Transcribe word for word the passage of the Week 3 notebook entry below, starting at "# X shoudl be" and ending at "canopies = dict()".

--- Exercise text ---
*** Block opens ***
# Week 3
## Monday June 3, 2019:
To start out today, I decided to make a smaller .csv file to test the python canopy clustering code. I used Multigenome_CSV_Generator.py to generate one large .csv file of counts of the top 10 kmers from the previously generated .csv files from 10 genomes. I then tried to run my python code for canopy clustering. While running, the .csv file stored in a data frame used about 16 GB of RAM, and the CPU load of my mac grew sharply when trying to calculate the distance matrix. I was able to get lots of small clusters since the cluster cut-off values were lower than the distance values from the Euclidean metric. I then switched the distance metric to cosine similarity (range -1 to 1) and tried to find a good cut-off value for canopy inclusion. Once I had good clustering, I tried to generate a list of groupings to import into FindMyFriends using the manualGrouping() method. For this, I generated a list where the list index was a protein, and the value of the list at that index was the grouping of the protein. Once I examined the grouping list, I then realized that the code had an error; points were being clustered multiple times. I fixed that issue and finalized the code:

In [None]:
# modified from gdbasset canopy.py gist on github: https://gist.github.com/gdbassett/528d816d035f2deaaca1

import numpy as np
import pandas as pd
import csv
from sklearn.metrics.pairwise import pairwise_distances

# X shoudl be a numpy matrix, very likely sparse matrix: http://docs.scipy.org/doc/scipy-0.14.0/reference/generated/scipy.sparse.csr_matrix.html#scipy.sparse.csr_matrix
# T1 > T2 for overlapping clusters
# T1 = Distance to centroid point to not include in other clusters
# T2 = Distance to centroid point to include in cluster
# T1 > T2 for overlapping clusters
# T1 < T2 will have points which reside in no clusters
# T1 == T2 will cause all points to reside in mutually exclusive clusters
# Distance metric can be any from here: http://scikit-learn.org/stable/modules/generated/sklearn.metrics.pairwise.pairwise_distances.html
# filemap may be a list of point names in their order in X. If included, row numbers from X will be replaced with names from filemap. 
 
def canopy(X1_dist, T1, T2, filemap=None):
    canopies = dict()
    canopy_points = set(range(X1_dist.shape[0]))
*** Block closes ***
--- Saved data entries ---
*** Block opens ***
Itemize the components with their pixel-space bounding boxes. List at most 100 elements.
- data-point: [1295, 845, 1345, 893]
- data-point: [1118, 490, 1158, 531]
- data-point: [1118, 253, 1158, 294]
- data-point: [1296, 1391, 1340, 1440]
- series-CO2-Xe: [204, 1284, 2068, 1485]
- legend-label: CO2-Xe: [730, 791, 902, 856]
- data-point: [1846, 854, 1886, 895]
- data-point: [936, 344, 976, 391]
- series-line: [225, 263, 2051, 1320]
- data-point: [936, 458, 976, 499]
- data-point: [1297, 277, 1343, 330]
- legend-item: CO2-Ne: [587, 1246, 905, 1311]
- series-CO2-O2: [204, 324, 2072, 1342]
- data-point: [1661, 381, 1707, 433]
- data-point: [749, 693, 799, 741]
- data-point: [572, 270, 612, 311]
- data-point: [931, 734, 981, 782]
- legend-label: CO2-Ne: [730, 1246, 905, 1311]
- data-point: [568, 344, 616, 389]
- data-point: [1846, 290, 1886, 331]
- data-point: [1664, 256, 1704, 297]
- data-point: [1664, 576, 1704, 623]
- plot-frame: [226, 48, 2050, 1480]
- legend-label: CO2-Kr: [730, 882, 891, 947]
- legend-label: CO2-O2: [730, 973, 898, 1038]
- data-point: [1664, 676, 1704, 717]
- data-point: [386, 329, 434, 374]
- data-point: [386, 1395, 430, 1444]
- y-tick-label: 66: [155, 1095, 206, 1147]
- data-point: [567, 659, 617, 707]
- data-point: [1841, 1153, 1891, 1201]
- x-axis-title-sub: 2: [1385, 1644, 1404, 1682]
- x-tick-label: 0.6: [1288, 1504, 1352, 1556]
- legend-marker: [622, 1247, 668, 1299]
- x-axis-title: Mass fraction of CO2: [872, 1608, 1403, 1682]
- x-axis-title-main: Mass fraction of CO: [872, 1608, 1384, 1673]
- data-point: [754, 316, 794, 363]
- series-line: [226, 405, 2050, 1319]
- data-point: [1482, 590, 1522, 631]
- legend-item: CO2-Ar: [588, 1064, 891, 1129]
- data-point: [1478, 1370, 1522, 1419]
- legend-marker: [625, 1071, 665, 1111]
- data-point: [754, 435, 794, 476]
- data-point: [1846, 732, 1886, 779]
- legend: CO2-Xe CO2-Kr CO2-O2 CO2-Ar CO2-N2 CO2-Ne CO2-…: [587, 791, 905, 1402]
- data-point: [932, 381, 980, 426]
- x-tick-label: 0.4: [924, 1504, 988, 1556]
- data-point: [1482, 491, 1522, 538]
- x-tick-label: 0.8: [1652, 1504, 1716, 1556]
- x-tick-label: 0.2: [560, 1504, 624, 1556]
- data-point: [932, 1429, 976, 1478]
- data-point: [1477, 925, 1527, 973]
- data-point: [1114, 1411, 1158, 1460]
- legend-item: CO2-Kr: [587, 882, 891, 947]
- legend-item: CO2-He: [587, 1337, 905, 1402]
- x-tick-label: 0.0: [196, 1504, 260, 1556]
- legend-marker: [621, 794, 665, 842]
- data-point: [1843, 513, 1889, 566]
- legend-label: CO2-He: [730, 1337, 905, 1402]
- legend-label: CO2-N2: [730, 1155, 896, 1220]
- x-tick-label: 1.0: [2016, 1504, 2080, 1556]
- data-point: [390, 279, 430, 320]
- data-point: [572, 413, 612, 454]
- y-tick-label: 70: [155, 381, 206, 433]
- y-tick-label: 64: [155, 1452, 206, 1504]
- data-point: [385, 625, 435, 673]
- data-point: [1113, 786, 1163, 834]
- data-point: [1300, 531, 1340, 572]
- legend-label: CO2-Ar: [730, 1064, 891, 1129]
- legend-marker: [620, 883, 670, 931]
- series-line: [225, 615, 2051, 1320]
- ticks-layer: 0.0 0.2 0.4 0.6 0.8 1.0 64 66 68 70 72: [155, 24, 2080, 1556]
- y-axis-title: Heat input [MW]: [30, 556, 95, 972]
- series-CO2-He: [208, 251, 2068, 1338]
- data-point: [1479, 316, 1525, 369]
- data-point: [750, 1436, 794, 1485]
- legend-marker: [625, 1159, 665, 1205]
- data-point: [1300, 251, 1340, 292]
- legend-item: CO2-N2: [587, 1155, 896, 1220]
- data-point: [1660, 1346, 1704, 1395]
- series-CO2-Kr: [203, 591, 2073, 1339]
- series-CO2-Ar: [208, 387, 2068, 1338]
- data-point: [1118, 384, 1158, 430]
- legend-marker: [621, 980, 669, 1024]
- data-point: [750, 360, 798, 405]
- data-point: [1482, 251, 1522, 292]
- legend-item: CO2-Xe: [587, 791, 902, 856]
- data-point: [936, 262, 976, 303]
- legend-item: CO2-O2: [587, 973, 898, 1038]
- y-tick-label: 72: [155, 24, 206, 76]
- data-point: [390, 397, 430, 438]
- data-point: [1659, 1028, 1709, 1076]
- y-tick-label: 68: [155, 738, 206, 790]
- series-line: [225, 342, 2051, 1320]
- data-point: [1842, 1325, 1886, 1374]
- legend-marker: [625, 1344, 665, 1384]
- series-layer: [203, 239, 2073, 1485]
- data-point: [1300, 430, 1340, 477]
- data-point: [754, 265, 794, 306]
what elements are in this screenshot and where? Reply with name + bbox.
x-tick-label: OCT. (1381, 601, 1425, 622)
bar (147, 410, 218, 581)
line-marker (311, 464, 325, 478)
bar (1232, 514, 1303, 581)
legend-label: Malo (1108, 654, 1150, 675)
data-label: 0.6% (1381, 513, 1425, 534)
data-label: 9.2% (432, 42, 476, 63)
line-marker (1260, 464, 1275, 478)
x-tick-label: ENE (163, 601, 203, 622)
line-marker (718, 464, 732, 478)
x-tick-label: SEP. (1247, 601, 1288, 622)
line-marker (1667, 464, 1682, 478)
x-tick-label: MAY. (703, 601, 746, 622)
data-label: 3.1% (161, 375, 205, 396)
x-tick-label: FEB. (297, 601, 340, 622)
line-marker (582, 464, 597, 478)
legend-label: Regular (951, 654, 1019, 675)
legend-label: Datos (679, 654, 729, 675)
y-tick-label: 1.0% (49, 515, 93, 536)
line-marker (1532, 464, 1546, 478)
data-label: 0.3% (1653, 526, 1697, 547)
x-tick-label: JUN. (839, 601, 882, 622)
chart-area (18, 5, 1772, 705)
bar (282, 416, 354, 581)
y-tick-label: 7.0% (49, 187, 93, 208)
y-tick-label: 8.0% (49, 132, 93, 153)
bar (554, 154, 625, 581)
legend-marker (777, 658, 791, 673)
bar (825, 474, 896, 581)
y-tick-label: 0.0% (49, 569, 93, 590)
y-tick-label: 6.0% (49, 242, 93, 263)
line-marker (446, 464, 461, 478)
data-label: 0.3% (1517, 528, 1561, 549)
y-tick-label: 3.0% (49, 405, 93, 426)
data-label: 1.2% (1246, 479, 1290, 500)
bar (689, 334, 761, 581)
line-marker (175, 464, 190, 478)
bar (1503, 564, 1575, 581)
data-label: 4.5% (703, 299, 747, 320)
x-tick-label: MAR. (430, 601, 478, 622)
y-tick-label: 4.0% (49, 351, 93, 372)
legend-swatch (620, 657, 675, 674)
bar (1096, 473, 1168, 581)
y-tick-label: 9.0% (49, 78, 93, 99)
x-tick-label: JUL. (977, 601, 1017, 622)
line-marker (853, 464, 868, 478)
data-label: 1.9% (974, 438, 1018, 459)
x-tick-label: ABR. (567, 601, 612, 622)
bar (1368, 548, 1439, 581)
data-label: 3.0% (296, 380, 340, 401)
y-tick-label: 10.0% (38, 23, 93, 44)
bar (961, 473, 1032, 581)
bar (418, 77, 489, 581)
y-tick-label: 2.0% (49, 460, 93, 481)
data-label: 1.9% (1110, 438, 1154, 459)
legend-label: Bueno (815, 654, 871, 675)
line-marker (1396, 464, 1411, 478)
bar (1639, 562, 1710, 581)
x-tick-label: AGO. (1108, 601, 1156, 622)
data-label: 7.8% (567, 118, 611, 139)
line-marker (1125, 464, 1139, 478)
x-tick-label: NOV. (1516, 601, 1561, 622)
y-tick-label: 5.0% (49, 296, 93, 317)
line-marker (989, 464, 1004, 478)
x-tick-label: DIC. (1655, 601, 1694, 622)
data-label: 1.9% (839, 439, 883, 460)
*** Block closes ***
--- Your response ---
# X shoudl be a numpy matrix, very likely sparse matrix: http://docs.scipy.org/doc/scipy-0.14.0/reference/generated/scipy.sparse.csr_matrix.html#scipy.sparse.csr_matrix
# T1 > T2 for overlapping clusters
# T1 = Distance to centroid point to not include in other clusters
# T2 = Distance to centroid point to include in cluster
# T1 > T2 for overlapping clusters
# T1 < T2 will have points which reside in no clusters
# T1 == T2 will cause all points to reside in mutually exclusive clusters
# Distance metric can be any from here: http://scikit-learn.org/stable/modules/generated/sklearn.metrics.pairwise.pairwise_distances.html
# filemap may be a list of point names in their order in X. If included, row numbers from X will be replaced with names from filemap. 
 
def canopy(X1_dist, T1, T2, filemap=None):
    canopies = dict()